Dataset rows
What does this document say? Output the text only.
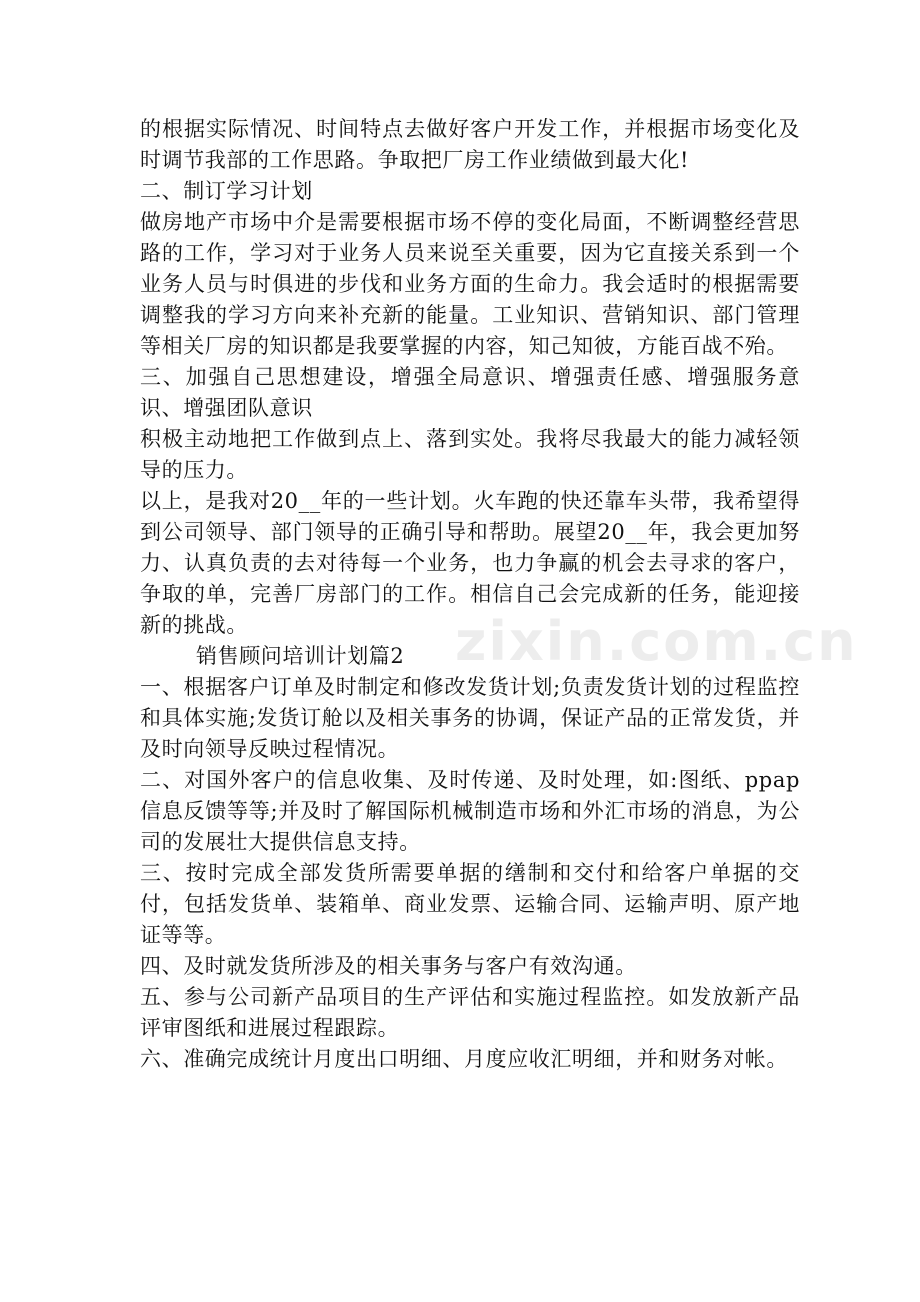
的根据实际情况、时间特点去做好客户开发工作，并根据市场变化及时调节我部的工作思路。争取把厂房工作业绩做到最大化!

二、制订学习计划

做房地产市场中介是需要根据市场不停的变化局面，不断调整经营思路的工作，学习对于业务人员来说至关重要，因为它直接关系到一个业务人员与时俱进的步伐和业务方面的生命力。我会适时的根据需要调整我的学习方向来补充新的能量。工业知识、营销知识、部门管理等相关厂房的知识都是我要掌握的内容，知己知彼，方能百战不殆。

三、加强自己思想建设，增强全局意识、增强责任感、增强服务意识、增强团队意识

积极主动地把工作做到点上、落到实处。我将尽我最大的能力减轻领导的压力。

以上，是我对20__年的一些计划。火车跑的快还靠车头带，我希望得到公司领导、部门领导的正确引导和帮助。展望20__年，我会更加努力、认真负责的去对待每一个业务，也力争赢的机会去寻求的客户，争取的单，完善厂房部门的工作。相信自己会完成新的任务，能迎接新的挑战。

销售顾问培训计划篇2

一、根据客户订单及时制定和修改发货计划;负责发货计划的过程监控和具体实施;发货订舱以及相关事务的协调，保证产品的正常发货，并及时向领导反映过程情况。

二、对国外客户的信息收集、及时传递、及时处理，如:图纸、ppap信息反馈等等;并及时了解国际机械制造市场和外汇市场的消息，为公司的发展壮大提供信息支持。

三、按时完成全部发货所需要单据的缮制和交付和给客户单据的交付，包括发货单、装箱单、商业发票、运输合同、运输声明、原产地证等等。

四、及时就发货所涉及的相关事务与客户有效沟通。

五、参与公司新产品项目的生产评估和实施过程监控。如发放新产品评审图纸和进展过程跟踪。

六、准确完成统计月度出口明细、月度应收汇明细，并和财务对帐。

zixin.com.cn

# Direction
Take the listing above and print it exactly, apart from the pictures.

# In response
What does this document say? Output the text only.
的根据实际情况、时间特点去做好客户开发工作，并根据市场变化及时调节我部的工作思路。争取把厂房工作业绩做到最大化!

二、制订学习计划

做房地产市场中介是需要根据市场不停的变化局面，不断调整经营思路的工作，学习对于业务人员来说至关重要，因为它直接关系到一个业务人员与时俱进的步伐和业务方面的生命力。我会适时的根据需要调整我的学习方向来补充新的能量。工业知识、营销知识、部门管理等相关厂房的知识都是我要掌握的内容，知己知彼，方能百战不殆。

三、加强自己思想建设，增强全局意识、增强责任感、增强服务意识、增强团队意识

积极主动地把工作做到点上、落到实处。我将尽我最大的能力减轻领导的压力。

以上，是我对20__年的一些计划。火车跑的快还靠车头带，我希望得到公司领导、部门领导的正确引导和帮助。展望20__年，我会更加努力、认真负责的去对待每一个业务，也力争赢的机会去寻求的客户，争取的单，完善厂房部门的工作。相信自己会完成新的任务，能迎接新的挑战。

销售顾问培训计划篇2

一、根据客户订单及时制定和修改发货计划;负责发货计划的过程监控和具体实施;发货订舱以及相关事务的协调，保证产品的正常发货，并及时向领导反映过程情况。

二、对国外客户的信息收集、及时传递、及时处理，如:图纸、ppap信息反馈等等;并及时了解国际机械制造市场和外汇市场的消息，为公司的发展壮大提供信息支持。

三、按时完成全部发货所需要单据的缮制和交付和给客户单据的交付，包括发货单、装箱单、商业发票、运输合同、运输声明、原产地证等等。

四、及时就发货所涉及的相关事务与客户有效沟通。

五、参与公司新产品项目的生产评估和实施过程监控。如发放新产品评审图纸和进展过程跟踪。

六、准确完成统计月度出口明细、月度应收汇明细，并和财务对帐。

zixin.com.cn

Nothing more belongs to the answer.